## TEXT EXTRACT
===============
No, please do not drop the Fixes tag. That is a very _useful_
information. If the stable tree maintainers want to abuse it so be it.
They are responsible for their tree. If you do not think this is a
stable material then fine with me. I tend to agree but that doesn't mean
that we should obfuscate Fixes.
Andrew Morton Aug. 8, 2019, 11:39 p.m. UTC | #6
On Thu, 8 Aug 2019 20:53:13 +0200 Michal Hocko <mhocko@kernel.org> wrote:

> > https://lkml.org/lkml/2019/6/1/165
> > 
> > Ironic to find that commit message in a stable backport.
> > 
> > I'm happy to drop the Fixes tag.
> 
> No, please do not drop the Fixes tag. That is a very _useful_
> information. If the stable tree maintainers want to abuse it so be it.
> They are responsible for their tree. If you do not think this is a
> stable material then fine with me. I tend to agree but that doesn't mean
> that we should obfuscate Fixes.

Well, we're responsible for stable trees too.  And yes, I find it
irksome.  I/we evaluate *every* fix for -stable inclusion and if I/we
decide "no" then dangit, it should be backported.

Maybe we should introduce the Fixes-no-stable: tag.  That should get
their attention.
Michal Hocko Aug. 9, 2019, 6:46 a.m. UTC | #7
On Thu 08-08-19 16:39:28, Andrew Morton wrote:
> On Thu, 8 Aug 2019 20:53:13 +0200 Michal Hocko <mhocko@kernel.org> wrote:
> 
> > > https://lkml.org/lkml/2019/6/1/165
> > > 
> > > Ironic to find that commit message in a stable backport.
> > > 
> > > I'm happy to drop the Fixes tag.
> > 
> > No, please do not drop the Fixes tag. That is a very _useful_
> > information. If the stable tree maintainers want to abuse it so be it.
> > They are responsible for their tree. If you do not think this is a
> > stable material then fine with me. I tend to agree but that doesn't mean
> > that we should obfuscate Fixes.
> 
> Well, we're responsible for stable trees too.

We are only responsible as far as to consider whether a patch is worth
backporting to stable trees and my view is that we are doing that
responsible. What do stable maintainers do in the end is their business.

> And yes, I find it
> irksome.  I/we evaluate *every* fix for -stable inclusion and if I/we
> decide "no" then dangit, it should be backported.

Exactly

> Maybe we should introduce the Fixes-no-stable: tag.  That should get
> their attention.
===============
## DATA BLOCK
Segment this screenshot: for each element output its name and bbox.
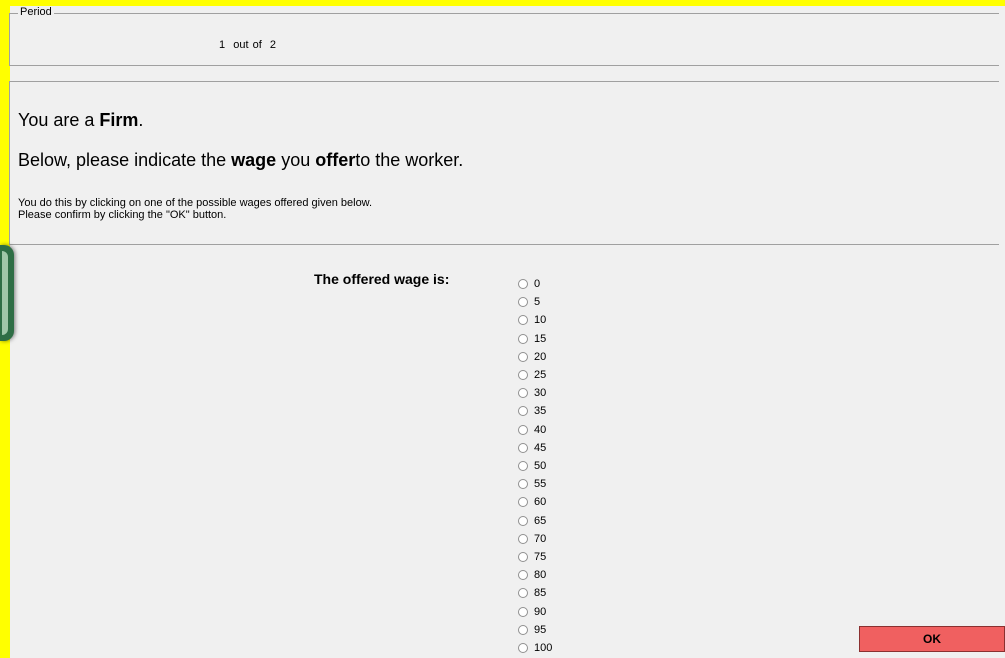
===============
## WHAT THE TASK REQUIRES
In the thread about the Fixes tag, what new tag does Andrew Morton suggest introducing?

## RESPONSE TO THE TASK
The Fixes-no-stable: tag.